Records from a collection:
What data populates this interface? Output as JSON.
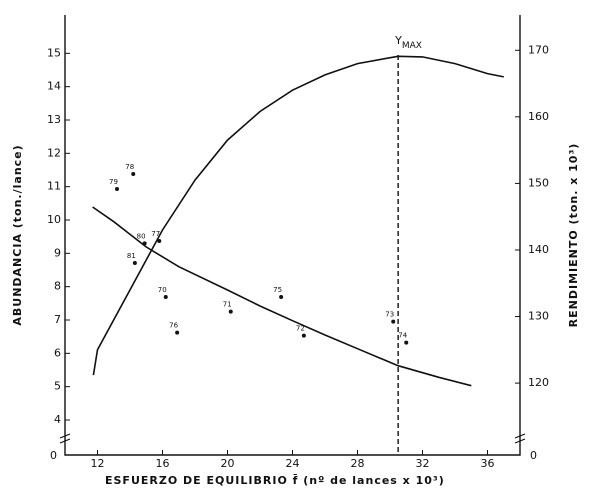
{
  "chart_data": {
    "type": "scatter",
    "xlabel": "ESFUERZO DE EQUILIBRIO  f̄  (nº de lances x 10³)",
    "ylabel": "ABUNDANCIA  (ton./lance)",
    "y2label": "RENDIMIENTO  (ton. x 10³)",
    "break_labels": [
      "0",
      "0"
    ],
    "xlim": [
      10,
      38
    ],
    "xticks": [
      12,
      16,
      20,
      24,
      28,
      32,
      36
    ],
    "ylim": [
      2.95,
      16.15
    ],
    "yticks": [
      4,
      5,
      6,
      7,
      8,
      9,
      10,
      11,
      12,
      13,
      14,
      15
    ],
    "y2lim": [
      109.2,
      175.3
    ],
    "y2ticks": [
      120,
      130,
      140,
      150,
      160,
      170
    ],
    "annotation": {
      "text": "Y",
      "sub": "MAX",
      "x": 30.5
    },
    "series": [
      {
        "type": "scatter",
        "color": "#111",
        "x": [
          13.2,
          14.2,
          14.9,
          15.8,
          14.3,
          16.2,
          16.9,
          20.2,
          23.3,
          24.7,
          30.2,
          31.0
        ],
        "values": [
          10.93,
          11.38,
          9.3,
          9.37,
          8.71,
          7.69,
          6.62,
          7.25,
          7.69,
          6.53,
          6.95,
          6.32
        ],
        "point_labels": [
          "79",
          "78",
          "80",
          "77",
          "81",
          "70",
          "76",
          "71",
          "75",
          "72",
          "73",
          "74"
        ]
      },
      {
        "type": "line",
        "color": "#111",
        "x": [
          11.7,
          13,
          15,
          17,
          20,
          22,
          24,
          26,
          28,
          30.5,
          33,
          35
        ],
        "values": [
          10.39,
          9.95,
          9.19,
          8.6,
          7.9,
          7.42,
          6.98,
          6.55,
          6.14,
          5.63,
          5.28,
          5.03
        ]
      },
      {
        "type": "line",
        "color": "#111",
        "axis": "y2",
        "x": [
          11.75,
          12,
          14,
          16,
          18,
          20,
          22,
          24,
          26,
          28,
          30.5,
          32,
          34,
          36,
          37
        ],
        "values": [
          121.2,
          125,
          134,
          143,
          150.5,
          156.5,
          160.8,
          164,
          166.3,
          168,
          169.1,
          169,
          168,
          166.5,
          166
        ]
      }
    ]
  }
}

→ THE PROBLEM
A single figure is required: the number of lines above in which the word "type" occurs.

→ FULL ANSWER
4